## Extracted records
******************************

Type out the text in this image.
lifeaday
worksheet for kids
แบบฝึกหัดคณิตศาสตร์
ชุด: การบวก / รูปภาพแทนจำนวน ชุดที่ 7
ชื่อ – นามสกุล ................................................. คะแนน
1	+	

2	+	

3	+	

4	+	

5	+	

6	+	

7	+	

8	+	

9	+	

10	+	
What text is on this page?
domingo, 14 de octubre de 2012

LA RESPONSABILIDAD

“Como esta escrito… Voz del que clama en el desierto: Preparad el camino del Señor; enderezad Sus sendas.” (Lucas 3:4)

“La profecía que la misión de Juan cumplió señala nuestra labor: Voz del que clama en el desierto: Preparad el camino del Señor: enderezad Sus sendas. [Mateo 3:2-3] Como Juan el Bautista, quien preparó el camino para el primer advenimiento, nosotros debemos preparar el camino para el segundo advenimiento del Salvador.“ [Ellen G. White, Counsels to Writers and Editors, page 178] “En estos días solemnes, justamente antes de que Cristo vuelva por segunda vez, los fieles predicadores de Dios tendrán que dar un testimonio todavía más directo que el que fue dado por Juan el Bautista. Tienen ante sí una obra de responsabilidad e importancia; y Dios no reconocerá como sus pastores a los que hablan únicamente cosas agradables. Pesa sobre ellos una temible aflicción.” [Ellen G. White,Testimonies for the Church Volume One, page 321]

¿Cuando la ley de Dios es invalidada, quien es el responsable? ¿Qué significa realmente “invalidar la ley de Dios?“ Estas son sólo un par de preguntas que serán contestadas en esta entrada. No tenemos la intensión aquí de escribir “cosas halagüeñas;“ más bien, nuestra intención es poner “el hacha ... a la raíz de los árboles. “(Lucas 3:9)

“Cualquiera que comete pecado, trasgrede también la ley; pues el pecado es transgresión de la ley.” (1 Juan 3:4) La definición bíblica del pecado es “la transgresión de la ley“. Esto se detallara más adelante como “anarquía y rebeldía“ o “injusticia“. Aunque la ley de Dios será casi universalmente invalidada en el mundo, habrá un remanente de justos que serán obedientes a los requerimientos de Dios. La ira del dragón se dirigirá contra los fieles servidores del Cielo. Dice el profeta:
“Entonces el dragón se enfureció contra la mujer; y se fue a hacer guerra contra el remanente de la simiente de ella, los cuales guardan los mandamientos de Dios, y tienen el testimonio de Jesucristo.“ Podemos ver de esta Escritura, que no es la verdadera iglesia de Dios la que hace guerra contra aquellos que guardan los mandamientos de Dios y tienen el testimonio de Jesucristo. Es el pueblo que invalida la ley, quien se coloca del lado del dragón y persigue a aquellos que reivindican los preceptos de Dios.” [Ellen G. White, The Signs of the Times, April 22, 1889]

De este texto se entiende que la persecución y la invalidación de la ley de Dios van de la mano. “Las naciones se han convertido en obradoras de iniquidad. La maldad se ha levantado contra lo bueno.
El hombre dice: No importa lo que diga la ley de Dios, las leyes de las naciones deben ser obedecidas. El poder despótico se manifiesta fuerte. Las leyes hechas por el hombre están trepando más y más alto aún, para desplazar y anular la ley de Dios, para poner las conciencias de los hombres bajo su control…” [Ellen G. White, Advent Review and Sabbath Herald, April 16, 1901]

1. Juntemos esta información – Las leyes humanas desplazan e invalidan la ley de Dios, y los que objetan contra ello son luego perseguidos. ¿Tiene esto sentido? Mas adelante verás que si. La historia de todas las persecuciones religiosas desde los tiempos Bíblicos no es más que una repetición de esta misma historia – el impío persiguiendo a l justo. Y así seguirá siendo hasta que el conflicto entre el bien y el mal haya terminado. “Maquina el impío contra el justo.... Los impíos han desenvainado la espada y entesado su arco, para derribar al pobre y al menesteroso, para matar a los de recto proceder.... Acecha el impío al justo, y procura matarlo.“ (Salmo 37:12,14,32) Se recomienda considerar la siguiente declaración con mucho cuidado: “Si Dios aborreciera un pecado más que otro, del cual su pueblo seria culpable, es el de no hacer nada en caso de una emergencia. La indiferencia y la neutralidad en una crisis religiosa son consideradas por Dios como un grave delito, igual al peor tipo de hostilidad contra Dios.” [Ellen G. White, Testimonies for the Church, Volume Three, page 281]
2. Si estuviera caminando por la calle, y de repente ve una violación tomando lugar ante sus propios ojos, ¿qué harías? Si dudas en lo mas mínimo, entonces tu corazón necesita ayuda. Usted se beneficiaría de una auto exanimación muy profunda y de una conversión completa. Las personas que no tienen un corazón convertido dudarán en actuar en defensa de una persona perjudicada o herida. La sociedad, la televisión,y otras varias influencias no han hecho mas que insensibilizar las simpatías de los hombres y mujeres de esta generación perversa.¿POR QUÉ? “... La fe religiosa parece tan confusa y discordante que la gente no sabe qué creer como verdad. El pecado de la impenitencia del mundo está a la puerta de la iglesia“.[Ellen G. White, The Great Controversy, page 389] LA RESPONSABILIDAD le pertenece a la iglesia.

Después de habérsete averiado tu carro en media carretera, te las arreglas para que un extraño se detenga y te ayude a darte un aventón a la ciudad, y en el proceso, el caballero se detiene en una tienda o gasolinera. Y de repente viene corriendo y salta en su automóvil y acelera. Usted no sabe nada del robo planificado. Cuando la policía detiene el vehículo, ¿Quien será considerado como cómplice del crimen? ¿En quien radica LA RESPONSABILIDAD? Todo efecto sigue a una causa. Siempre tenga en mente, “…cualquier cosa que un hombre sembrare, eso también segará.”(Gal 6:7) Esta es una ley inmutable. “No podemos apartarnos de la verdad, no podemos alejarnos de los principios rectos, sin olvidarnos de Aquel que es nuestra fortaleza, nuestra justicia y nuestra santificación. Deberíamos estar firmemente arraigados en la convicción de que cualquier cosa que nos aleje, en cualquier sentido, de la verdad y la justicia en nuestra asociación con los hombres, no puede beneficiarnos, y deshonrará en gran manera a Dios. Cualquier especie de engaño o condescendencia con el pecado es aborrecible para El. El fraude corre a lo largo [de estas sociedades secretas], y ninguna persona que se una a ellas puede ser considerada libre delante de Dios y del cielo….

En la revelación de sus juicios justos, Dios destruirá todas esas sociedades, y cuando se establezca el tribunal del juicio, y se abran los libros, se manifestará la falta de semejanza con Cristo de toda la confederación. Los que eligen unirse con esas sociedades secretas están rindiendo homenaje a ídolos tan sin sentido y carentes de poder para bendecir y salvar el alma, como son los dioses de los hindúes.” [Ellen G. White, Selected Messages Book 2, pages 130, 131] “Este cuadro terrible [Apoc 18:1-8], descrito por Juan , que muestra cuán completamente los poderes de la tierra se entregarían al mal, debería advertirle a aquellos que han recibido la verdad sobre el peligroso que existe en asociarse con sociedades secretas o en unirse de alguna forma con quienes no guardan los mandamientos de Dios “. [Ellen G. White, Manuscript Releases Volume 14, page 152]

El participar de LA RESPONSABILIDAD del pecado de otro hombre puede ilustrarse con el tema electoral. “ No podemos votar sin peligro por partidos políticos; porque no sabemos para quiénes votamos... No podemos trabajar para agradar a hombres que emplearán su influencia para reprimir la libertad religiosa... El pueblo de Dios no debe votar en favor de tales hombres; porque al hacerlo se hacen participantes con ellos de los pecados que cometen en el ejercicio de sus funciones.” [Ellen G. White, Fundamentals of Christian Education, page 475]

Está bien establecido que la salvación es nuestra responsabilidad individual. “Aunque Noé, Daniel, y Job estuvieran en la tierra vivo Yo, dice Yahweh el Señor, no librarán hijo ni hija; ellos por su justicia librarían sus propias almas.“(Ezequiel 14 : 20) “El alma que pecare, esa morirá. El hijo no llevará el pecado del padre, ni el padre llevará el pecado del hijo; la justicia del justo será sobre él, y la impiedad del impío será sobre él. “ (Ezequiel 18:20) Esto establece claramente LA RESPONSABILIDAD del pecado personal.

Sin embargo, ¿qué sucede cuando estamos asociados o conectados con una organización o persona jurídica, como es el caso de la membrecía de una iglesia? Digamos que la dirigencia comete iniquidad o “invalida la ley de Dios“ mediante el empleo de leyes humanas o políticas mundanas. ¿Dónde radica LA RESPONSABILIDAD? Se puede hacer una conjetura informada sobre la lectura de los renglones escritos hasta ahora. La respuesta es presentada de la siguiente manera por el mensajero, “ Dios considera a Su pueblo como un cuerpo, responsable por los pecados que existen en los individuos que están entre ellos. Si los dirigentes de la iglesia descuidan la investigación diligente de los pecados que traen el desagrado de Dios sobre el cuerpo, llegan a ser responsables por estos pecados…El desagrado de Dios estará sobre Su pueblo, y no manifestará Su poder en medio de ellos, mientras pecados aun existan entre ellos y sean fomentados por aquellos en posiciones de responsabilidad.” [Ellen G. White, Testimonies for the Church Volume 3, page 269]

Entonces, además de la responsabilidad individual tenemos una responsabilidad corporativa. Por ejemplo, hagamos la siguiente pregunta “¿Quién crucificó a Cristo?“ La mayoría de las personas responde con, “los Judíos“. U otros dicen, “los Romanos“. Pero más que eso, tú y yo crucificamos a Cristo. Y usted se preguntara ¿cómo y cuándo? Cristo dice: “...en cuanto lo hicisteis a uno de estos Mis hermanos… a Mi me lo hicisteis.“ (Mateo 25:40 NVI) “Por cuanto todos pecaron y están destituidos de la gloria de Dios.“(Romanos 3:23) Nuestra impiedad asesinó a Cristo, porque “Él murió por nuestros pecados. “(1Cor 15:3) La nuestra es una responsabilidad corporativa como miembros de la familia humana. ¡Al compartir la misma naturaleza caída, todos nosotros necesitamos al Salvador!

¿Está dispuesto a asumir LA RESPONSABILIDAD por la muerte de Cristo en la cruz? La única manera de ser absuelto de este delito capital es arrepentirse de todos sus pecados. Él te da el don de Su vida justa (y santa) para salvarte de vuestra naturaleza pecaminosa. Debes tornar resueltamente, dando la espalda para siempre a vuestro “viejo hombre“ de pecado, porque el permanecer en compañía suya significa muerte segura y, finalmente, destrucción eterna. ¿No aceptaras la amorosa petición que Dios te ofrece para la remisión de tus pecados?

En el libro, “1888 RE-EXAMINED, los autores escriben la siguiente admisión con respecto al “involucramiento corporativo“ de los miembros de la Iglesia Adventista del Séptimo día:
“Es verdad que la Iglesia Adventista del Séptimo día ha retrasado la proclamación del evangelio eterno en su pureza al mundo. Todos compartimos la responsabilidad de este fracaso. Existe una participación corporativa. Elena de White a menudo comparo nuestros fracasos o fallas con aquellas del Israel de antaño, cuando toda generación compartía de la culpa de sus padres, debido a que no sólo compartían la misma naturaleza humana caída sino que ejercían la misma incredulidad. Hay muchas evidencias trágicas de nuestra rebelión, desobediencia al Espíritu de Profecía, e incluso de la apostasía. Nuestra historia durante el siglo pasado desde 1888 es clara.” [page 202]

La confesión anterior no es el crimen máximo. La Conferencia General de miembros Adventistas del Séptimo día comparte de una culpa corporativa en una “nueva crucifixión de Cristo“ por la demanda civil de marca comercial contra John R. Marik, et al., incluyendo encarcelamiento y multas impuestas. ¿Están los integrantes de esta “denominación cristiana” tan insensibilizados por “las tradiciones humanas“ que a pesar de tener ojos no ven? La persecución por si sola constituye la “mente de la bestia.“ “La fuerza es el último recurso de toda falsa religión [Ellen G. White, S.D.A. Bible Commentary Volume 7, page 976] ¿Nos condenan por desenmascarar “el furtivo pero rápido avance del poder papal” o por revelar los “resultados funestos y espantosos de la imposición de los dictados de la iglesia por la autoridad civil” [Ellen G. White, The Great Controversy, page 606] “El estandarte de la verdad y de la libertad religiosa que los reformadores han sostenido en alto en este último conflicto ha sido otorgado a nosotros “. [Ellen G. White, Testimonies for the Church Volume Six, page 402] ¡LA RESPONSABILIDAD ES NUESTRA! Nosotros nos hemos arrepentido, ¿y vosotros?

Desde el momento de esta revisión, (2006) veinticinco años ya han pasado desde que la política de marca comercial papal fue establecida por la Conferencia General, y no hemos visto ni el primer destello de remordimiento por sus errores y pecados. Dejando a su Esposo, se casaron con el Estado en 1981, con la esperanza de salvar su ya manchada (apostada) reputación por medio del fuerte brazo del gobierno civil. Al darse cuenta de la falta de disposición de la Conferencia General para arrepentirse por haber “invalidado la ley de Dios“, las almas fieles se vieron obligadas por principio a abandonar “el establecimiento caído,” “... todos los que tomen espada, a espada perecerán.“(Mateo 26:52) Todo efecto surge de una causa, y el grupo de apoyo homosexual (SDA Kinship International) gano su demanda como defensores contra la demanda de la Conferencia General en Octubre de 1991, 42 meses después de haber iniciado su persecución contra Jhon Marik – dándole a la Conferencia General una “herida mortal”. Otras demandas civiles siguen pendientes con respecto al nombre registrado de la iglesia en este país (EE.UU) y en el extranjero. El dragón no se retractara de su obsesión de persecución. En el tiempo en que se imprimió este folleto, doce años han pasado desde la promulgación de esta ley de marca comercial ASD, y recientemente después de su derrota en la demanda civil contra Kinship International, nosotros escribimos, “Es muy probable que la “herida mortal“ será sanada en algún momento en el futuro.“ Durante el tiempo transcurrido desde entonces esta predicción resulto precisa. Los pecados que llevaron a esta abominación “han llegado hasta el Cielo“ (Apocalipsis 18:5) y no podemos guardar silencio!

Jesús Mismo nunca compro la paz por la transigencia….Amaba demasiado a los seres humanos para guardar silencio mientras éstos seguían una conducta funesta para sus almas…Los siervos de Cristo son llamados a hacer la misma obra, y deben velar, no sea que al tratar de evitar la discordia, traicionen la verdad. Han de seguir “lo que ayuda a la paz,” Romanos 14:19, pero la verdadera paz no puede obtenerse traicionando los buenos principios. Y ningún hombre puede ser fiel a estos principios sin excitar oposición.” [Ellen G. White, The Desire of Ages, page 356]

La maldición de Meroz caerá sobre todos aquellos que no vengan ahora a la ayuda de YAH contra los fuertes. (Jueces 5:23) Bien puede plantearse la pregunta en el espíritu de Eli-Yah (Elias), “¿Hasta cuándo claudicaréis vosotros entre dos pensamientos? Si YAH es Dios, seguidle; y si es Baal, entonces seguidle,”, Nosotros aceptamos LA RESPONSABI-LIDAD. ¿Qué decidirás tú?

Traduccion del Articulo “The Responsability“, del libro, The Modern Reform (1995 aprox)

******************************

## TASK OBJECTIVE
Every line that holds the word "individual" counts once; state the total number of such lines and nothing else.

## THE COMPLETED TASK
2